Data lines:
********************

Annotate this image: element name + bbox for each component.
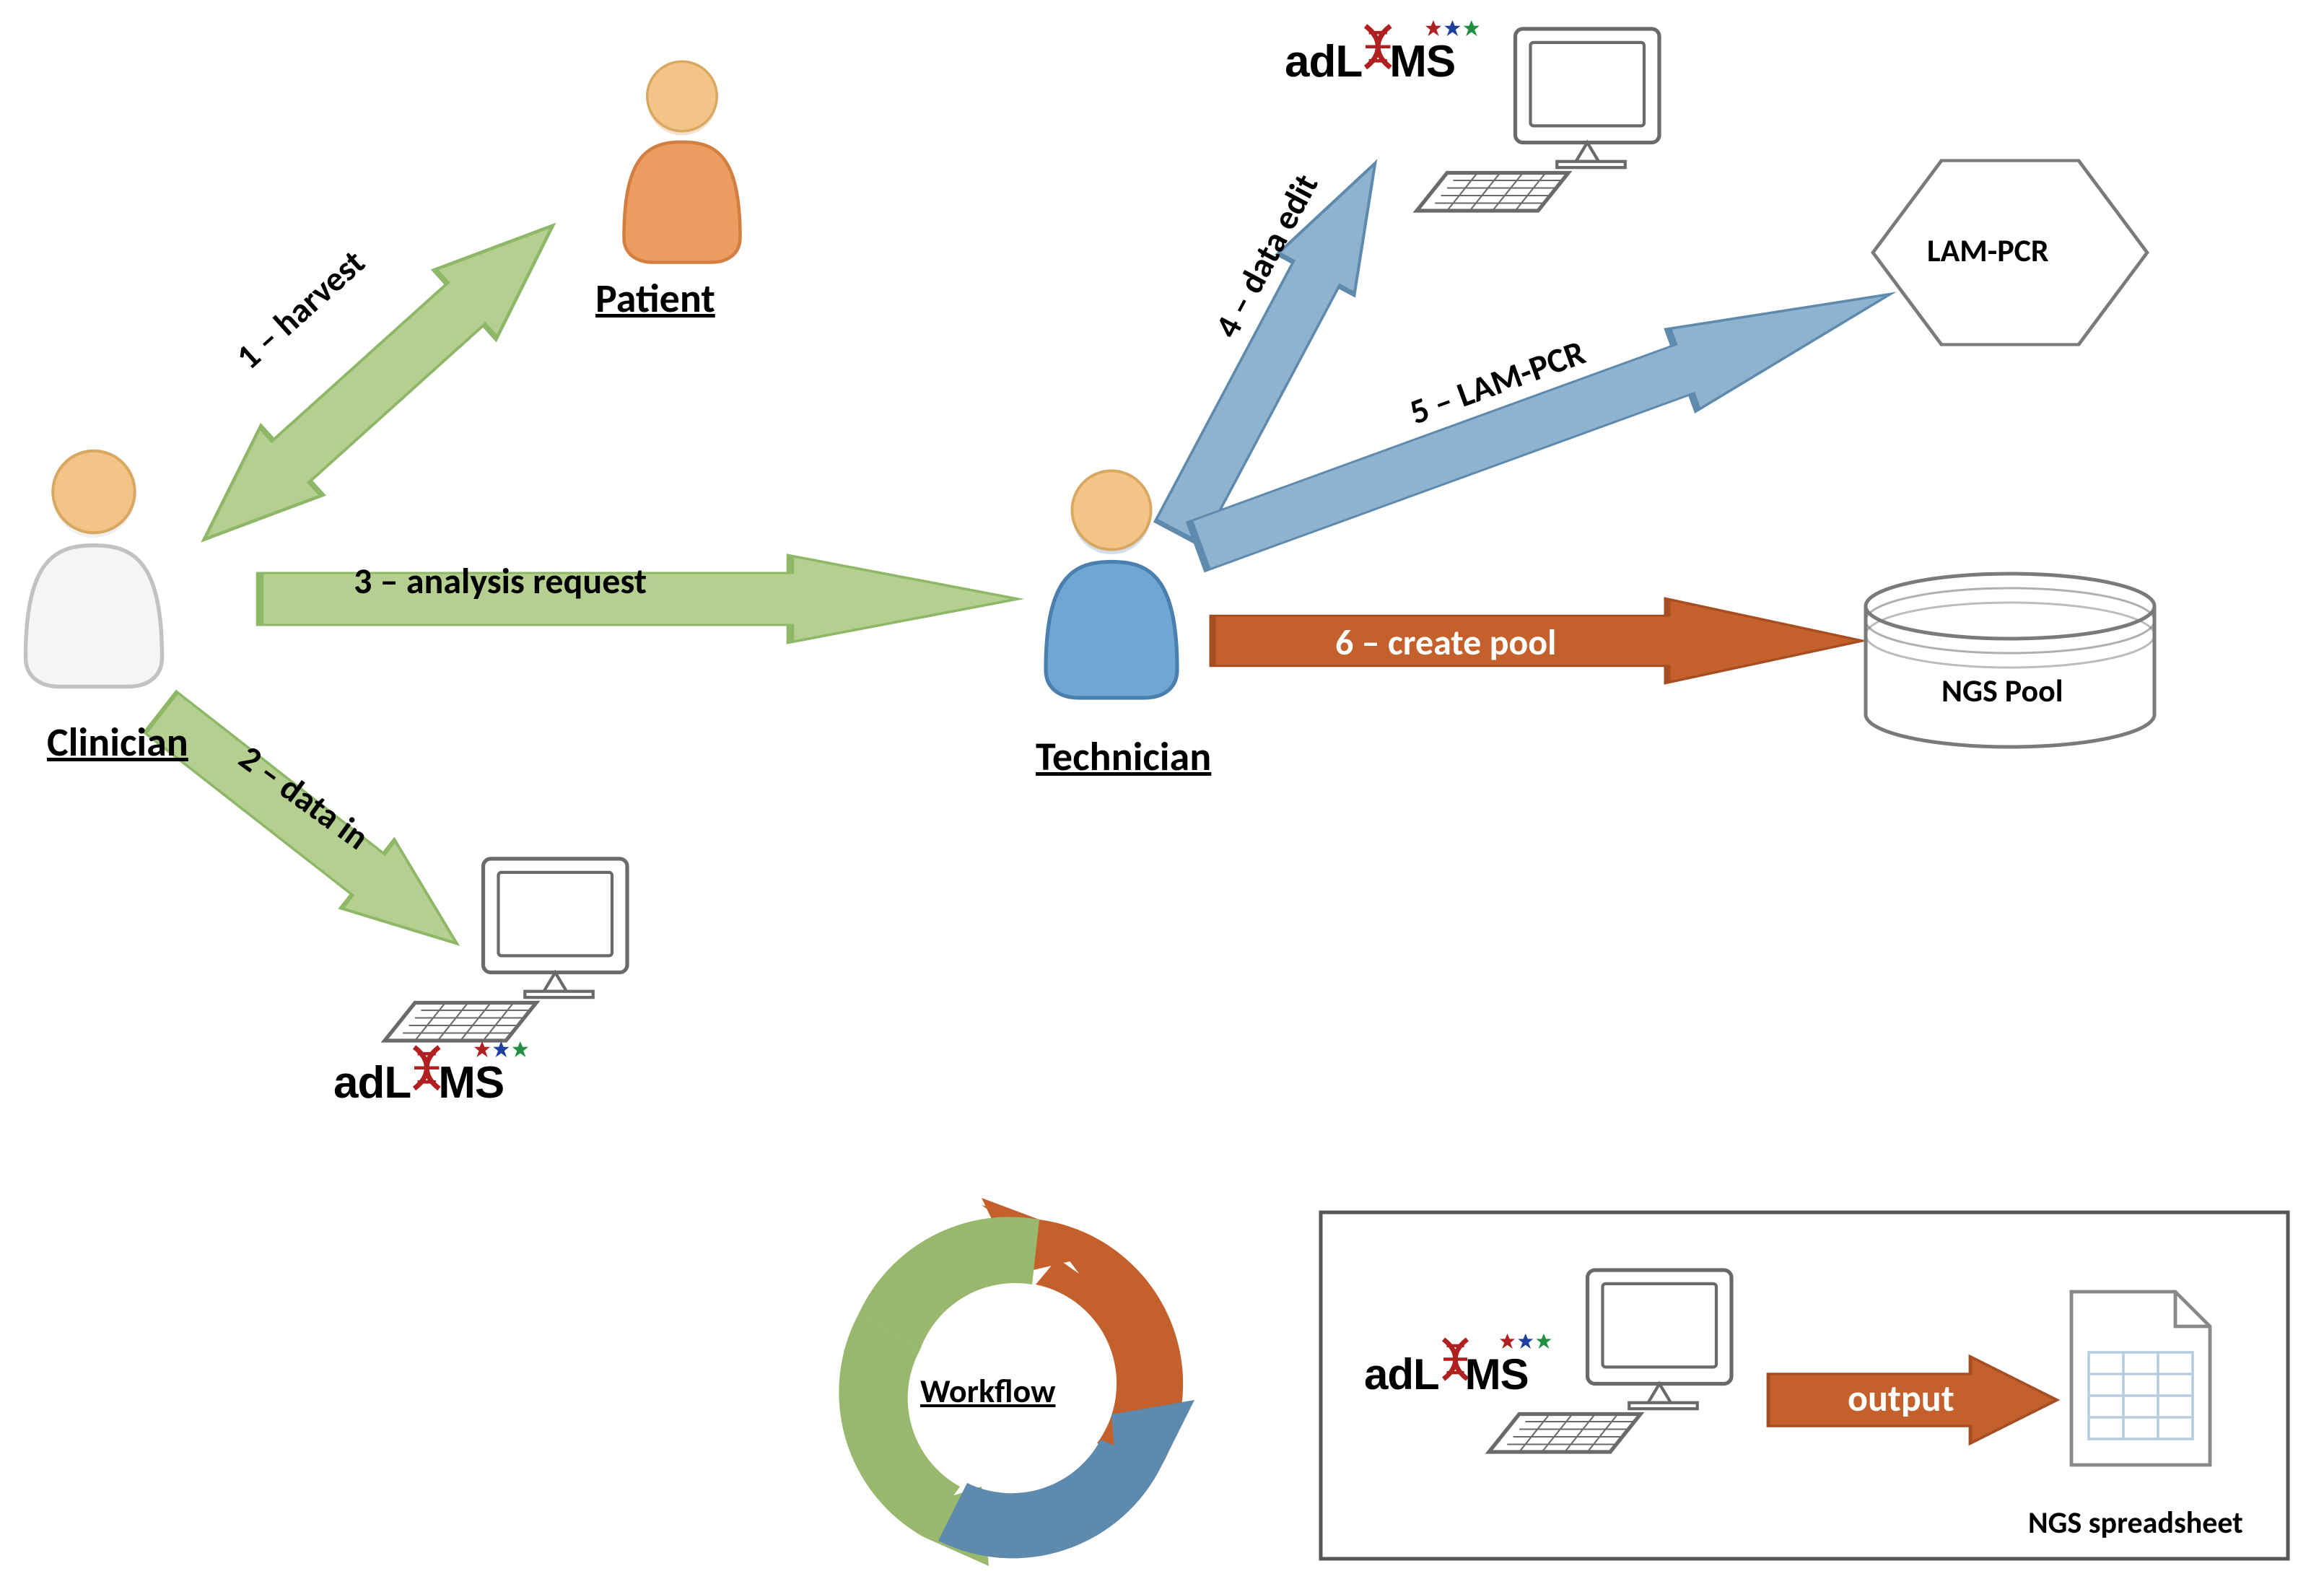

********************

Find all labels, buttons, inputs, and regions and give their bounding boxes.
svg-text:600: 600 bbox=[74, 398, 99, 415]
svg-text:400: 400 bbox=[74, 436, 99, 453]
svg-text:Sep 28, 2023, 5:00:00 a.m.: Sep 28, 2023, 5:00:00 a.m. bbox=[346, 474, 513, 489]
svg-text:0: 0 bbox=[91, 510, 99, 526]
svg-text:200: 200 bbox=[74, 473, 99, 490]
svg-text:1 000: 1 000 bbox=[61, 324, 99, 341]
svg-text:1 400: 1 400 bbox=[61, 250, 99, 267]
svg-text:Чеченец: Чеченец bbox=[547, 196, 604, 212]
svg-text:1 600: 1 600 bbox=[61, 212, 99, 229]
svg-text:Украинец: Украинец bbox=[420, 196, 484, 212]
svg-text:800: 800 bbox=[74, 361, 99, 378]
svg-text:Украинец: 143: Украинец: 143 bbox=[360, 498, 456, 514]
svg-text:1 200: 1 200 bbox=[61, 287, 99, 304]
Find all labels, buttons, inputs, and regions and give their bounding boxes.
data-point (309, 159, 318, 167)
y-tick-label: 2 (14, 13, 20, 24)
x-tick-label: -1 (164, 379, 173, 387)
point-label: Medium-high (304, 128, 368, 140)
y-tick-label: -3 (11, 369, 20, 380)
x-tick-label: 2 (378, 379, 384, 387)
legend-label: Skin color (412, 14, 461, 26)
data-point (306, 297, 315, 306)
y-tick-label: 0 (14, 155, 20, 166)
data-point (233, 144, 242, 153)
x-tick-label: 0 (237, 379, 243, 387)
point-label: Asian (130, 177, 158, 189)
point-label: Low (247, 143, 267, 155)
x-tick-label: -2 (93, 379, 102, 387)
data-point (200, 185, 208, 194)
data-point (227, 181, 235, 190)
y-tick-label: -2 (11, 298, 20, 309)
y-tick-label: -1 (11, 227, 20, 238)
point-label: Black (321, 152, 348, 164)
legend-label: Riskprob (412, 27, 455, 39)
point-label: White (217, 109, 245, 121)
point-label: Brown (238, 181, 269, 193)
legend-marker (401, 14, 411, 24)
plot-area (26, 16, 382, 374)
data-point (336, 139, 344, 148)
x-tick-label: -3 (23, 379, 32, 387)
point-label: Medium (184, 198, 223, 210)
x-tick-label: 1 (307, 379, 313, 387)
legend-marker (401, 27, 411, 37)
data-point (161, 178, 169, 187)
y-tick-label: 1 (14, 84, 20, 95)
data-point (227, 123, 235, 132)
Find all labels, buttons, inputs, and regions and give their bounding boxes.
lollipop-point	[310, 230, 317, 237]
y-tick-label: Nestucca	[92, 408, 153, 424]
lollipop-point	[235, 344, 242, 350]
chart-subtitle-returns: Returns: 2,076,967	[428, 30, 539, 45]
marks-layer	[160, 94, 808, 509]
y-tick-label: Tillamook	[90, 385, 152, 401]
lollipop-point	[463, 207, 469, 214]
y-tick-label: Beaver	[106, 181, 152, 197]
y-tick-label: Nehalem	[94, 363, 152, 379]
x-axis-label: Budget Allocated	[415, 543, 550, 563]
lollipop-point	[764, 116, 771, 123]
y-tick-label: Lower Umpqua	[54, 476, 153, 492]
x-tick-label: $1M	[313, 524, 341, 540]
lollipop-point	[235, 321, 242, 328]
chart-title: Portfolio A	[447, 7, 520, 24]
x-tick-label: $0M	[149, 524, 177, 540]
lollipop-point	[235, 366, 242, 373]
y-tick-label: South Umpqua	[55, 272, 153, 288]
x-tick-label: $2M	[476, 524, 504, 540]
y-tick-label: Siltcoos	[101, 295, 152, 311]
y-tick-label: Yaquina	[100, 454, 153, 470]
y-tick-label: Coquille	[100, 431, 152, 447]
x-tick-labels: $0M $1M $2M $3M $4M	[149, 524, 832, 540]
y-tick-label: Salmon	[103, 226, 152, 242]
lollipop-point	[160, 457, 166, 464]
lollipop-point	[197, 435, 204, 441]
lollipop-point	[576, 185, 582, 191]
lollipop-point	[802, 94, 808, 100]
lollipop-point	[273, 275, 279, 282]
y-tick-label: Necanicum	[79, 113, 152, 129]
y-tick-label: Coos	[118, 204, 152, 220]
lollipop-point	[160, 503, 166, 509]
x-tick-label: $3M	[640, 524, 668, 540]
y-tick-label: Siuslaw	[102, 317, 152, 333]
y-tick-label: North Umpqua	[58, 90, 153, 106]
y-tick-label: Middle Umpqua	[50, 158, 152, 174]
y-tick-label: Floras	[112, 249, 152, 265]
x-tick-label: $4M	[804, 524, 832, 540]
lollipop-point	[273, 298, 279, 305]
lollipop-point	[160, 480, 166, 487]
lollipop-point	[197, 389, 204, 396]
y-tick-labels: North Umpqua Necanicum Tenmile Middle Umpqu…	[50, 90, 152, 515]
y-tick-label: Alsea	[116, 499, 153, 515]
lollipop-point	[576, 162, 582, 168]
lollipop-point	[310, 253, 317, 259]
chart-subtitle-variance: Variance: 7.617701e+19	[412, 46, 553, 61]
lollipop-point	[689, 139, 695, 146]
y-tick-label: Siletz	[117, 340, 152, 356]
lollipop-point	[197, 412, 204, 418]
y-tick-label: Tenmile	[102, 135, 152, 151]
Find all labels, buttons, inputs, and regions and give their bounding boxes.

********************

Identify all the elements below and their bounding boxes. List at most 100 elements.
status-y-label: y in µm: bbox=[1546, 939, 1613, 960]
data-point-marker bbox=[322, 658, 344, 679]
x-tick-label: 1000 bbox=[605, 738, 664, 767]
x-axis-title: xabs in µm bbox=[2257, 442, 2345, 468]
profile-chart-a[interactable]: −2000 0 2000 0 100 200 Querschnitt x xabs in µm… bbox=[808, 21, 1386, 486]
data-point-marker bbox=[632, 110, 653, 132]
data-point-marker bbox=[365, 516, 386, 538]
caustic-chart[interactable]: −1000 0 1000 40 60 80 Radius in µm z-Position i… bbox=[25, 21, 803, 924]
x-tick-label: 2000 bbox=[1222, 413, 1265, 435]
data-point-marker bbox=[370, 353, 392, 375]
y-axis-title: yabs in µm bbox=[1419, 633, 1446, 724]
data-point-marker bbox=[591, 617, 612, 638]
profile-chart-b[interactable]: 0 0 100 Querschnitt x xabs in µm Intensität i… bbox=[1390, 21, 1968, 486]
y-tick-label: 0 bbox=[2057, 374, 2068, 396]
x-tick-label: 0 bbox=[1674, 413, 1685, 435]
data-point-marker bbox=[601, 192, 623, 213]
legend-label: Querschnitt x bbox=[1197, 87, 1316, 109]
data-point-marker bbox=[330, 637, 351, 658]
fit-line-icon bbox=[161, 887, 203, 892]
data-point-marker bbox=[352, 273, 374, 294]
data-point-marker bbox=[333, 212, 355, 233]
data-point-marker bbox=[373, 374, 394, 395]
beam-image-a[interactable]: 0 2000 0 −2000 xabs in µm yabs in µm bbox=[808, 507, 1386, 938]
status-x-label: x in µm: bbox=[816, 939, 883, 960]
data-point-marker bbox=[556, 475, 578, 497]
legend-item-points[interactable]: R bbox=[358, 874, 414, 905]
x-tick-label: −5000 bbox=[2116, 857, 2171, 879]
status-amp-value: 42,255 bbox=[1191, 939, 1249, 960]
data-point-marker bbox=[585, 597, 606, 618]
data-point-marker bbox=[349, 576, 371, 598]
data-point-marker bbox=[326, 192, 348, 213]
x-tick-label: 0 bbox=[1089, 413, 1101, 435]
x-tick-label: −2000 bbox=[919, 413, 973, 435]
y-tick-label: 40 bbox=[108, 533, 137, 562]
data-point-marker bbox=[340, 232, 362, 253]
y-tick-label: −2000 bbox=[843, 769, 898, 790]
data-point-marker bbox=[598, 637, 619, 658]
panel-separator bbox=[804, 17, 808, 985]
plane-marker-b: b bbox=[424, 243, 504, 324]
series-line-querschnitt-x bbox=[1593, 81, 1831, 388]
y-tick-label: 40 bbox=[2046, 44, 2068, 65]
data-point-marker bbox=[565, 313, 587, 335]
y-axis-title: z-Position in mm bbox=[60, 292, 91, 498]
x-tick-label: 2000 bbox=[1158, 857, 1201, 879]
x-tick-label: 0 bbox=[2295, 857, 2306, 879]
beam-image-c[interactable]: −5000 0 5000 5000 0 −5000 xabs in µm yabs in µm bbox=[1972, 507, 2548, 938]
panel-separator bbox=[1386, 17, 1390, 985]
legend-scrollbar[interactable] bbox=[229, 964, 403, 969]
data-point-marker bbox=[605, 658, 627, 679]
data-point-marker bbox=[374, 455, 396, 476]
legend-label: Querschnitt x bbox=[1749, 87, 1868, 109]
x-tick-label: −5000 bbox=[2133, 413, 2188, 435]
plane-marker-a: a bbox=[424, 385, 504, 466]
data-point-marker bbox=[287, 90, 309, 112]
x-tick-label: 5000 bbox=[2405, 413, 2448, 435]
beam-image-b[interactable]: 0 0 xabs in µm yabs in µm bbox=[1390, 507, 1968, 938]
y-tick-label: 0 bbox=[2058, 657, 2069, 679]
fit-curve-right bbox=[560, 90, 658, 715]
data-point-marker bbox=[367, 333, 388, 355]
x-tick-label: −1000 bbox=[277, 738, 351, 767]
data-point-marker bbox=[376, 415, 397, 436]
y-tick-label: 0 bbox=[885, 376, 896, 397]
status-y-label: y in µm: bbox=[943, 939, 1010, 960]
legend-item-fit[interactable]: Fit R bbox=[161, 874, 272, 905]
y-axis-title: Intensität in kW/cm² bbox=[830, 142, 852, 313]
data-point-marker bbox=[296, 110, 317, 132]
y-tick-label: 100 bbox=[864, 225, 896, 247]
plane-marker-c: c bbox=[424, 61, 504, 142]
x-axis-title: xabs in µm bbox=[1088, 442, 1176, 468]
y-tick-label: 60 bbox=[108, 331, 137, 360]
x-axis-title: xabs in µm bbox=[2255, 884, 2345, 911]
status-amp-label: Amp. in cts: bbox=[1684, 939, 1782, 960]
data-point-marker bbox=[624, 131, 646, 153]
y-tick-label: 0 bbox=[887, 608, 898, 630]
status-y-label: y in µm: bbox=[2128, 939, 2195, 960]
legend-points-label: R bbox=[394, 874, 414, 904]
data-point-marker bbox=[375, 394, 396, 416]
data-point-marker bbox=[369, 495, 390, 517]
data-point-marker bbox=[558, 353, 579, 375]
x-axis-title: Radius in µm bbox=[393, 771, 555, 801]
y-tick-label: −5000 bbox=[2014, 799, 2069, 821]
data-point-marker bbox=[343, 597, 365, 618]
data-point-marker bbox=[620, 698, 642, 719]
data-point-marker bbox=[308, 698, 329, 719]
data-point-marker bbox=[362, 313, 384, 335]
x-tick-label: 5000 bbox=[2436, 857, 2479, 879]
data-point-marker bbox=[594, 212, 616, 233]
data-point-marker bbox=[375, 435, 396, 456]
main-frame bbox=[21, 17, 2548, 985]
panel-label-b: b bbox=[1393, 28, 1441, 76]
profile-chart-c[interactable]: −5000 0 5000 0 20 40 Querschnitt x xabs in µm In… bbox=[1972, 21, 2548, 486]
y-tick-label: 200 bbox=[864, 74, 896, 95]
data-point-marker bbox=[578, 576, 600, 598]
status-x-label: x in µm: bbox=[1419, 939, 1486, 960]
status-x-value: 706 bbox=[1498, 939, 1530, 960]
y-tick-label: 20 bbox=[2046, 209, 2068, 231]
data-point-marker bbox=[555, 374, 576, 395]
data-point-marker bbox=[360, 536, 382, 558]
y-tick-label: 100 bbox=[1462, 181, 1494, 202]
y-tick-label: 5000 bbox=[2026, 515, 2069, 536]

********************

What to do: Reproduce the rows starting at the one that contains "Identify all the" and ending at the one that contains "x-axis-title: xabs in µm bbox=[2257, 442, 2345, 468]", replacing "data-point-marker" with "scatter-marker" and changing nothing else.

The response:
Identify all the elements below and their bounding boxes. List at most 100 elements.
status-y-label: y in µm: bbox=[1546, 939, 1613, 960]
scatter-marker bbox=[322, 658, 344, 679]
x-tick-label: 1000 bbox=[605, 738, 664, 767]
x-axis-title: xabs in µm bbox=[2257, 442, 2345, 468]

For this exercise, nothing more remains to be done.